QUÉ HACER: Imprime tal cual, por favor, el pasaje del relato sobre la vela que arranca en las palabras "Al día siguiente, cuando" y acaba después de "(Orilla, 1996: 45).".

PÁGINA:
* * *

Al día siguiente, cuando fue a ver la citada vela donde la había guardado, se percató que, en su lugar, estaba un hueso largo. Cuando contó esto a sus padres, ellos le dijeron que ese caminante que le había dado la vela era una de las ánimas que retornan en los Días de Muertos. También le dijeron que cuando el ánima volviera por la vela corría el peligro de que ella se lo llevara al mundo de los muertos y la única forma para que se salvara es que cuando devolviera la vela, tenía que estar cerca de un recién nacido. Sin dudar del consejo, lo hizo como le indicaron. Desde entonces el muchacho tiene un profundo respeto por el Día de los Muertos (Orilla, 1996: 45).

* * *

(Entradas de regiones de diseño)
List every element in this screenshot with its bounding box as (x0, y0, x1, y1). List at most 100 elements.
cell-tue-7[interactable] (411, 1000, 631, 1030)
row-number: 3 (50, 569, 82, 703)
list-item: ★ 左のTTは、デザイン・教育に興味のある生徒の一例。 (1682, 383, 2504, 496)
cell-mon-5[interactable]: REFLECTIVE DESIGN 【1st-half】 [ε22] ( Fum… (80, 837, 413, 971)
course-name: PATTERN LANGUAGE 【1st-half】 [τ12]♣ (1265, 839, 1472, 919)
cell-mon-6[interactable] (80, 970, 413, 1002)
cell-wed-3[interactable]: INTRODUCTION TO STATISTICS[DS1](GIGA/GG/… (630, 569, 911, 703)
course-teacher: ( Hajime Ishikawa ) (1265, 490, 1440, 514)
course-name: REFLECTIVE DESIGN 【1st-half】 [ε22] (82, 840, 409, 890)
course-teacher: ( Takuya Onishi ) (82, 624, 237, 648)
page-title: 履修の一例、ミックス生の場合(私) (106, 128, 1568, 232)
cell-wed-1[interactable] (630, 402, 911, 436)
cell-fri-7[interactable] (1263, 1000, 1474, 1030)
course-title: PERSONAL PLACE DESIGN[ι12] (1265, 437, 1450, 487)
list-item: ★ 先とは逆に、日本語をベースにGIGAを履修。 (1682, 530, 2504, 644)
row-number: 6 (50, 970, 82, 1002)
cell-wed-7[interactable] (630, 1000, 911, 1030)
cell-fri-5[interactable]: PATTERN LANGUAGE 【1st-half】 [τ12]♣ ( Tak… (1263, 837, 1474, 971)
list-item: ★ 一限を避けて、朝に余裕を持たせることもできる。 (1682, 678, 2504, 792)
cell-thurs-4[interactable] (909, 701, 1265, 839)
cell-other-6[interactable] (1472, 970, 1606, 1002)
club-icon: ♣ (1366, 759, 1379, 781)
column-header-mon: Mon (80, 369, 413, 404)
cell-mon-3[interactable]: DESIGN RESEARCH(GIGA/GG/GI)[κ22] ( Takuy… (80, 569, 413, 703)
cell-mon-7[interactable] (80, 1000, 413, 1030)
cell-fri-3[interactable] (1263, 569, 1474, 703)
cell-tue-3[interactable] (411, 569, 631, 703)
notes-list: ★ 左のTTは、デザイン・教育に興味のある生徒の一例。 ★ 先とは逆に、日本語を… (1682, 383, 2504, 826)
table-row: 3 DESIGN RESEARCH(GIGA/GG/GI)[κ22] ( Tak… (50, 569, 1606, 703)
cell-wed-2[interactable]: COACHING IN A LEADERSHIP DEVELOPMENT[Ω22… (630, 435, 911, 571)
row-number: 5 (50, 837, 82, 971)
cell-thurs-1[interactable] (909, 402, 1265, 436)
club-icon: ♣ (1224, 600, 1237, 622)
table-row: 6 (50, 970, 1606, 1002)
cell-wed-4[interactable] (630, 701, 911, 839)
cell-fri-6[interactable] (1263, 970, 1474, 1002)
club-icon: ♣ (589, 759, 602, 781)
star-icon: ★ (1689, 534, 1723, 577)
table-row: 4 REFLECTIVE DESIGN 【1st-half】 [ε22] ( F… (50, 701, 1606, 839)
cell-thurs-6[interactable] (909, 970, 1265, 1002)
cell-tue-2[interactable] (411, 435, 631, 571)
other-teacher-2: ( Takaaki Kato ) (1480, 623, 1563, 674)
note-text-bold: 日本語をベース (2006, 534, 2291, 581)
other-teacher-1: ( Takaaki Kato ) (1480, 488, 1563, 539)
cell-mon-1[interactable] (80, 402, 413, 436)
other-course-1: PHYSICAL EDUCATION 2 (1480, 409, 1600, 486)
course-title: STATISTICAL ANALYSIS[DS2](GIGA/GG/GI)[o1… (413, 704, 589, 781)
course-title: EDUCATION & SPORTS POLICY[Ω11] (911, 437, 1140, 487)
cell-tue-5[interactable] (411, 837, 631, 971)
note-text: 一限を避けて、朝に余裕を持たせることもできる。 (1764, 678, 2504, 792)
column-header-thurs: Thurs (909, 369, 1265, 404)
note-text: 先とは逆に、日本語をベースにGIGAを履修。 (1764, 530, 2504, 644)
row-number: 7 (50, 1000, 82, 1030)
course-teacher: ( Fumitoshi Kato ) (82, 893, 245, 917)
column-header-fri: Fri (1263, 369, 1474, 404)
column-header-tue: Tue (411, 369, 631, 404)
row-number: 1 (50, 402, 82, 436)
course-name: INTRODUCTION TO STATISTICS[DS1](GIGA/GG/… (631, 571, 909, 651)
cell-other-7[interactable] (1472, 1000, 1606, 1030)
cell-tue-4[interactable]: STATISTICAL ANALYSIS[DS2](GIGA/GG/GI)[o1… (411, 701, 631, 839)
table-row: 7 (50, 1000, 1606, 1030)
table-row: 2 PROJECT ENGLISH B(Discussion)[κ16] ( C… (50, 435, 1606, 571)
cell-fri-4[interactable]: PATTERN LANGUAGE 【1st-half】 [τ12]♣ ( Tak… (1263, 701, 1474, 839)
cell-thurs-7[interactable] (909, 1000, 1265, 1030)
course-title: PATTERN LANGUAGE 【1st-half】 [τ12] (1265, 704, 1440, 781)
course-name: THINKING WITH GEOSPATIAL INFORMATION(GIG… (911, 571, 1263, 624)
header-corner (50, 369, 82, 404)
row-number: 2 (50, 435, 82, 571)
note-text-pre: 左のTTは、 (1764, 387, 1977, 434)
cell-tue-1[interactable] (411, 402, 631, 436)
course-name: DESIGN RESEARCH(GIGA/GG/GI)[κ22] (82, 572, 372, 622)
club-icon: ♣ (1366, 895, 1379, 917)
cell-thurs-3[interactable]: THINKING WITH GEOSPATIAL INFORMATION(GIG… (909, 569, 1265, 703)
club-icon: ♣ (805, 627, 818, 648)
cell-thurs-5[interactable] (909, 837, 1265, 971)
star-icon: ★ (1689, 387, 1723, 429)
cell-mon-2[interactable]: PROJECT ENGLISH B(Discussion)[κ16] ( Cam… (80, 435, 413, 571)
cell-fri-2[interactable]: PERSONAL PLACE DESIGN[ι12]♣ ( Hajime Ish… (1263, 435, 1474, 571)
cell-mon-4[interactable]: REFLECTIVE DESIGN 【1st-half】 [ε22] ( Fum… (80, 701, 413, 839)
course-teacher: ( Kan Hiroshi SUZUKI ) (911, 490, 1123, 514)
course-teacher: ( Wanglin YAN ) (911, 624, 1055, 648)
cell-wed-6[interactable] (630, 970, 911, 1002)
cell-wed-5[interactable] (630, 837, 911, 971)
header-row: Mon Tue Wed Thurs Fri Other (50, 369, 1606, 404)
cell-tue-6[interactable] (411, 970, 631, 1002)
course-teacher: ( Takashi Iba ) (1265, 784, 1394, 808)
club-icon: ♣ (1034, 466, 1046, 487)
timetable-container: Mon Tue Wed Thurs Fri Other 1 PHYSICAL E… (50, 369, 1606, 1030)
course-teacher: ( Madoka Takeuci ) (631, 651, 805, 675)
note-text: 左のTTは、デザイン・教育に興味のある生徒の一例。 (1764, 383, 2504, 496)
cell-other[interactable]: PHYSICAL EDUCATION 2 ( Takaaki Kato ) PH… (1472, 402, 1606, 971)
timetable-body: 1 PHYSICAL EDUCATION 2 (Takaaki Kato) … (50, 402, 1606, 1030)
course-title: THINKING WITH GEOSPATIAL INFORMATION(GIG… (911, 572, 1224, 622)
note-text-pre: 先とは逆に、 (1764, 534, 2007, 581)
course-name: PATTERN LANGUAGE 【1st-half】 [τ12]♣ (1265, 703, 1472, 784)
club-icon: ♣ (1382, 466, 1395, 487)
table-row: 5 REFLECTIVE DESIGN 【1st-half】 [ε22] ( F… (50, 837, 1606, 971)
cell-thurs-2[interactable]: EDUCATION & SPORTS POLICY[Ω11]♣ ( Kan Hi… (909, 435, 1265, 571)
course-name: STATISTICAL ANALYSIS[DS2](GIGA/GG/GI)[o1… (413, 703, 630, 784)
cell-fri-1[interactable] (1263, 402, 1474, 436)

* * *

RESULTADO CORRECTO:
Al día siguiente, cuando fue a ver la citada vela donde la había guardado, se percató que, en su lugar, estaba un hueso largo. Cuando contó esto a sus padres, ellos le dijeron que ese caminante que le había dado la vela era una de las ánimas que retornan en los Días de Muertos. También le dijeron que cuando el ánima volviera por la vela corría el peligro de que ella se lo llevara al mundo de los muertos y la única forma para que se salvara es que cuando devolviera la vela, tenía que estar cerca de un recién nacido. Sin dudar del consejo, lo hizo como le indicaron. Desde entonces el muchacho tiene un profundo respeto por el Día de los Muertos (Orilla, 1996: 45).